A potential interpretation from trials in transplant patients is that considering the state of immunosuppression of such patients and that CTL responses are greatly reduced, the early control of the virus is likely to be mediated predominantly by other immune mechanisms, including antibodies. This in turn provides evidence that protection through vaccination may be an achievable goal, provided that appropriate humoral responses are induced. Most recently, an elegant study in a HSCT murine model demonstrated that reactivation of the virus was prevented by therapeutic administration of CMV positive immune sera. An important caveat of the study was that protection was only achieved whenever the virus strain of the donor and recipient was matched [28], posing an additional consideration when evaluating the efficacy of vaccines or other types of immunotherapy.
For congenital infection, pre-existing maternal immunity greatly reduces vertical transmission. Protection has been attributed to (i) the diversity of antigenic sites recognized in gH, (ii) level of in vitro neutralization, and (iii) CD4+ and CD8+ responses, including interleukin-2 production and lymphoproliferation [29,30]. Therapeutic interventions that attempted to reduce the incidence of the disease solely through humoral responses have failed to offer significant protection against fetal transmission, as for hyperimmune globulin tested in a randomized trial [31]. Higher levels and kinetics of IgG against the pentameric complex were correlated to reduced intrauterine transmission [32], and different patterns of avidity maturation as measured by the avidity index against total lysate of CMV were found amongst transmitting and non-transmitting mothers, where the fast development of high avidity responses was correlated to transmission while women with slower avidity maturation development were less prone to transmit the virus to the fetus [33]. Such findings may suggest that the pattern of IgG avidity maturation may influence transmission of the virus, and purely measuring total levels of anti-CMV IgG at a given time-point may not correlate with the efficacy of a vaccine. As evidence indicates, vertical transmission in natural infection seems to be controlled both by the humoral and cellular responses, posing an important consideration for vaccine design for this risk-group.

*EXTRACTED ENTRIES*
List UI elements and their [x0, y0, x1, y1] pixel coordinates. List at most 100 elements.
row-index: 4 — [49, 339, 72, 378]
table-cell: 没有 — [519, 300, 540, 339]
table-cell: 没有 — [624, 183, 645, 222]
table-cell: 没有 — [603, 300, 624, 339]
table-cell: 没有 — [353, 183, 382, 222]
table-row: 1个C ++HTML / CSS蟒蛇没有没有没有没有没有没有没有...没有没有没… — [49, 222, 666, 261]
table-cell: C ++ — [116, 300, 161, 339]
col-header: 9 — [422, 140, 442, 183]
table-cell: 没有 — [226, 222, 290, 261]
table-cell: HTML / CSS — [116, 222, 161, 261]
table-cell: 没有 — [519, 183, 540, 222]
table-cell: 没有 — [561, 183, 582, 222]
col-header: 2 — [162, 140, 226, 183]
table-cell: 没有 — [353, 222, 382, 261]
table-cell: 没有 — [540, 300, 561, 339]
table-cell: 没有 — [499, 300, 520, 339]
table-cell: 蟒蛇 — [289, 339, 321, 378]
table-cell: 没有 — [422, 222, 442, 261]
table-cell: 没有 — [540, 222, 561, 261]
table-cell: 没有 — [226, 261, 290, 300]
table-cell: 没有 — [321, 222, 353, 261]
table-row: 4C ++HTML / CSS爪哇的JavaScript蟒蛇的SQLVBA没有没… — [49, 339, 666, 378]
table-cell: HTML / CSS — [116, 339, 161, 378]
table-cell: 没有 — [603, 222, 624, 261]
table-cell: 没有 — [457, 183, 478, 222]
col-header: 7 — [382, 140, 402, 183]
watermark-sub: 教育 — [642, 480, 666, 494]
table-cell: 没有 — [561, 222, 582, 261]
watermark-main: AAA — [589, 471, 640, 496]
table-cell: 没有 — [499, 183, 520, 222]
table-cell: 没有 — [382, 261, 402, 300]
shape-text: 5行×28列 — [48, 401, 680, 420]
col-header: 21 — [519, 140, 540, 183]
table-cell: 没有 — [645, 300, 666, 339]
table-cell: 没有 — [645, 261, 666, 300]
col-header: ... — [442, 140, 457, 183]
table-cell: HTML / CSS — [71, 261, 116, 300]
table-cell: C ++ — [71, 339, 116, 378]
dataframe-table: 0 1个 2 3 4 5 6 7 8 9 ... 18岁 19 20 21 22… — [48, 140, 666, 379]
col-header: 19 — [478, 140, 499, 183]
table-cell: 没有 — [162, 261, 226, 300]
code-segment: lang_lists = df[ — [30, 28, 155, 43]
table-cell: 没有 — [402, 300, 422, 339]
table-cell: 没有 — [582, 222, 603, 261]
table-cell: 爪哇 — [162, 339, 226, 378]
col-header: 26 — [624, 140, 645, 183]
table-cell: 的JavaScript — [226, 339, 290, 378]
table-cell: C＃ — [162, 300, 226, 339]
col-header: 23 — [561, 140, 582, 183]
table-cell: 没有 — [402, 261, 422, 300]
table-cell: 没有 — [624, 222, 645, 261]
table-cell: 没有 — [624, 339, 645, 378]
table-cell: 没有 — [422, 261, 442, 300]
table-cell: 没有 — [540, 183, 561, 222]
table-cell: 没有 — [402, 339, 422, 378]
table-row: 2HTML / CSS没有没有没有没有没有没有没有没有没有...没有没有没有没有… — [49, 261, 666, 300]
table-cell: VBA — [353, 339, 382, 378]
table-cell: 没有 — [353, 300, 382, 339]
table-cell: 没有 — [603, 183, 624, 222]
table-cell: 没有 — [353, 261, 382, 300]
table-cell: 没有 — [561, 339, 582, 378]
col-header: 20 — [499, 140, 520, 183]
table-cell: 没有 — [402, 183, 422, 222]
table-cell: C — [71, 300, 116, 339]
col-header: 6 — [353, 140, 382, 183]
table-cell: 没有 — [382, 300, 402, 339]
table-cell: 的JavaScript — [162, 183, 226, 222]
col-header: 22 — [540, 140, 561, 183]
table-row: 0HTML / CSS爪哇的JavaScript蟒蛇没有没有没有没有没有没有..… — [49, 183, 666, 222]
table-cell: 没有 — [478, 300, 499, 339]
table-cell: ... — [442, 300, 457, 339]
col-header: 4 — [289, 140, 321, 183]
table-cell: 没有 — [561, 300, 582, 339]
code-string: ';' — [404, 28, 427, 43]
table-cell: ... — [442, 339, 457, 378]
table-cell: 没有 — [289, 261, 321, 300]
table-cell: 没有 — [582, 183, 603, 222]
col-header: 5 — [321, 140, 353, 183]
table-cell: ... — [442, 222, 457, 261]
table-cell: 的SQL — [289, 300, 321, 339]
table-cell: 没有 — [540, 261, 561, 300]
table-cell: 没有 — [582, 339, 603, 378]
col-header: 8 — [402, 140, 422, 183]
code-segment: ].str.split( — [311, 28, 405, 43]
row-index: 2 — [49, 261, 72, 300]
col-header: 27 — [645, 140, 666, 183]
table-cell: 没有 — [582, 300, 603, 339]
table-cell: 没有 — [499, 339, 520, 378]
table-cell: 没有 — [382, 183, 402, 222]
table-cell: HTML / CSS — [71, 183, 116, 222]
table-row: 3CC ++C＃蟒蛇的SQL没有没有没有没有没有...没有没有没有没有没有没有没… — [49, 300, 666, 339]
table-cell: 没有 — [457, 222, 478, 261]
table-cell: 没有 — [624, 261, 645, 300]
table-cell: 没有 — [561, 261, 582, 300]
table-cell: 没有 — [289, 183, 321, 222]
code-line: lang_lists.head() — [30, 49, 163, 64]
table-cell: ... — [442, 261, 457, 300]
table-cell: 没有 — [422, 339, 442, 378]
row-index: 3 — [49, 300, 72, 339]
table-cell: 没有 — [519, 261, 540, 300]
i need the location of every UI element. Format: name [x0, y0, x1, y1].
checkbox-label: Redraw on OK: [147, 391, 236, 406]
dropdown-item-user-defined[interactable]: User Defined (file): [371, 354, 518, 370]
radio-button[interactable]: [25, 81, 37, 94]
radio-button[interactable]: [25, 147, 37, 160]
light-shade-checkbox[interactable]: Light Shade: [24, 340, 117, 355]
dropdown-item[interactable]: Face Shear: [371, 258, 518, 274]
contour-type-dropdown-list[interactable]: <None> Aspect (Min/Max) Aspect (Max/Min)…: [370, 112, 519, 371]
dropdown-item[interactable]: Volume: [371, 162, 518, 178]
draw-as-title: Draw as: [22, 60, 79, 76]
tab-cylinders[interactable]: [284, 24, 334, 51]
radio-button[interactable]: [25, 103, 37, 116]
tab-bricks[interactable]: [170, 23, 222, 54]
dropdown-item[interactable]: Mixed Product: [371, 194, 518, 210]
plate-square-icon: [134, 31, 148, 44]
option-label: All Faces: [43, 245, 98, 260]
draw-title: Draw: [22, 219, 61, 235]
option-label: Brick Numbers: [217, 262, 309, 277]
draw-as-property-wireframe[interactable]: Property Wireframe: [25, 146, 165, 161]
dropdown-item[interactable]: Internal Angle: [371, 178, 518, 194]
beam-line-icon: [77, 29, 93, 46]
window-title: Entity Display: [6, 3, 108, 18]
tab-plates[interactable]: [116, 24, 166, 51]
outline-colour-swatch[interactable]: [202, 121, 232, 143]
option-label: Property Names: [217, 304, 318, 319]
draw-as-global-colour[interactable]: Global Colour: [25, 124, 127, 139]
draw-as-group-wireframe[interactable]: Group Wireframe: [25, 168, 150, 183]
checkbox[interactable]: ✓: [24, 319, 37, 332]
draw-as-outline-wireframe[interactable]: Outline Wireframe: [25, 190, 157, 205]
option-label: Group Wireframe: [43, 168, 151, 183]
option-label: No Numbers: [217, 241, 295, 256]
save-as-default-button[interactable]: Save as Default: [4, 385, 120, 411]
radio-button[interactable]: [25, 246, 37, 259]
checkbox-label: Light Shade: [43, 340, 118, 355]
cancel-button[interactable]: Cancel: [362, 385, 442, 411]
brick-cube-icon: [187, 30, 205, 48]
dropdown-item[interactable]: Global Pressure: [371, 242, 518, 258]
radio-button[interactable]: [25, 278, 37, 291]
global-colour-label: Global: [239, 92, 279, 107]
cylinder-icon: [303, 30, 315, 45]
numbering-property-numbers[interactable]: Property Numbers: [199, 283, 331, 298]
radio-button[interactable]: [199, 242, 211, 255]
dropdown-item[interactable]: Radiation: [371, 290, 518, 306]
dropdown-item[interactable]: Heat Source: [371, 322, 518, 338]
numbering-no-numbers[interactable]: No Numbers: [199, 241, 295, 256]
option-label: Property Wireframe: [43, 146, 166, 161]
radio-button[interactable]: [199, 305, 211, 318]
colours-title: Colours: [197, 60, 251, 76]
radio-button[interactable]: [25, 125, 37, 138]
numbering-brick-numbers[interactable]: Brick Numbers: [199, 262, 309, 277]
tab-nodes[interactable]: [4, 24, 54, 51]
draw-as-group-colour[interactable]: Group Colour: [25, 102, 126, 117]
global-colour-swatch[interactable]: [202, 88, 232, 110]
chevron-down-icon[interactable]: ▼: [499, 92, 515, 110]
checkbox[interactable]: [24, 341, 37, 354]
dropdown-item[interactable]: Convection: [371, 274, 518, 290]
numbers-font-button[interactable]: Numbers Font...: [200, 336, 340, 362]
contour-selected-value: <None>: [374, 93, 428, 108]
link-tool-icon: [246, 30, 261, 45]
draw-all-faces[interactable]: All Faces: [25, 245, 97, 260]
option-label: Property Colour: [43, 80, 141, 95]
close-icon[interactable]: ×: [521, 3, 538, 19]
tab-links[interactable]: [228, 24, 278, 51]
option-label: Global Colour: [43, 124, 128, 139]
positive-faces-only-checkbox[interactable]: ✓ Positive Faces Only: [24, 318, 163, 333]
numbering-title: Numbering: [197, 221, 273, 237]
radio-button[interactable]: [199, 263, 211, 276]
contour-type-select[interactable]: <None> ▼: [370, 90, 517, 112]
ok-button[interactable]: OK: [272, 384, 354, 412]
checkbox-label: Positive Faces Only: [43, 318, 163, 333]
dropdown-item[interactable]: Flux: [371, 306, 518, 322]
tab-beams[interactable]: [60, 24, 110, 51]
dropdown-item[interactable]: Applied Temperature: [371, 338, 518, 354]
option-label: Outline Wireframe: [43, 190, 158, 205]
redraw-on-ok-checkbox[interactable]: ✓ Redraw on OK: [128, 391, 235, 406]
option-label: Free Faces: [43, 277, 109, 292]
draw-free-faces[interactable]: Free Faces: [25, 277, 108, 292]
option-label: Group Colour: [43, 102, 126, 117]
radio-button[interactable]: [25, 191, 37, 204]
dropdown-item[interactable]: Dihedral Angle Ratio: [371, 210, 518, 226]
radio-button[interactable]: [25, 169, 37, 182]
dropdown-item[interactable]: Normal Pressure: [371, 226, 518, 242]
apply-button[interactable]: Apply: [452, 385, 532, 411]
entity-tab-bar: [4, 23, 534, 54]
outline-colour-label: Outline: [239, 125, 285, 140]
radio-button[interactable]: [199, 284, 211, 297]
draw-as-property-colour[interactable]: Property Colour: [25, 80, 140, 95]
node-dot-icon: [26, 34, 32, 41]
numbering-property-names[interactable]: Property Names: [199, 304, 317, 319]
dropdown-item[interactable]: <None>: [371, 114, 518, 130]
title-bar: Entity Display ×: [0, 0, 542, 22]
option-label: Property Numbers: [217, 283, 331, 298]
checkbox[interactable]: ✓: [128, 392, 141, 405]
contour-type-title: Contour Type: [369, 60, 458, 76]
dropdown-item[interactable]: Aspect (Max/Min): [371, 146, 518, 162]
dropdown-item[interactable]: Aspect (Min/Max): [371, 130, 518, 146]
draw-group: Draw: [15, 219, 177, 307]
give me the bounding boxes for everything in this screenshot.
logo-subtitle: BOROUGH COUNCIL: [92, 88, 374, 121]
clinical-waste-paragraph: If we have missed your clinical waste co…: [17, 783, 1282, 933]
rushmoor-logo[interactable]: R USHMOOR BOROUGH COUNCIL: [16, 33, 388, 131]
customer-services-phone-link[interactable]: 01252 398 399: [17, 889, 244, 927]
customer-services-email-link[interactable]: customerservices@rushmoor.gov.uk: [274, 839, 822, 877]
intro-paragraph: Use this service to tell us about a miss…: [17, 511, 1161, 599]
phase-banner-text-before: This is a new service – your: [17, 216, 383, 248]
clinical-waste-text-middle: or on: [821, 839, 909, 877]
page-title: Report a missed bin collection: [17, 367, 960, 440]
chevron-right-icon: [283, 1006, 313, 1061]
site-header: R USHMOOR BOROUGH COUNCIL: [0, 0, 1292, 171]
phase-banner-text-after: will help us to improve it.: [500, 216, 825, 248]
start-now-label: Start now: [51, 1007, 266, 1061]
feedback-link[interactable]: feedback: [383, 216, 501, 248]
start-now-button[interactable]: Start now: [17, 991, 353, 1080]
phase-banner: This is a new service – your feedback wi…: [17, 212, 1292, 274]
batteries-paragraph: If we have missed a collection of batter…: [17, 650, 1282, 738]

*TASK OBJECTIVE*
Reproduce, word for word, everything in the CMV immunity text above from "A potential interpretation" down to "types of immunotherapy.".

*WRITTEN RESPONSE*
A potential interpretation from trials in transplant patients is that considering the state of immunosuppression of such patients and that CTL responses are greatly reduced, the early control of the virus is likely to be mediated predominantly by other immune mechanisms, including antibodies. This in turn provides evidence that protection through vaccination may be an achievable goal, provided that appropriate humoral responses are induced. Most recently, an elegant study in a HSCT murine model demonstrated that reactivation of the virus was prevented by therapeutic administration of CMV positive immune sera. An important caveat of the study was that protection was only achieved whenever the virus strain of the donor and recipient was matched [28], posing an additional consideration when evaluating the efficacy of vaccines or other types of immunotherapy.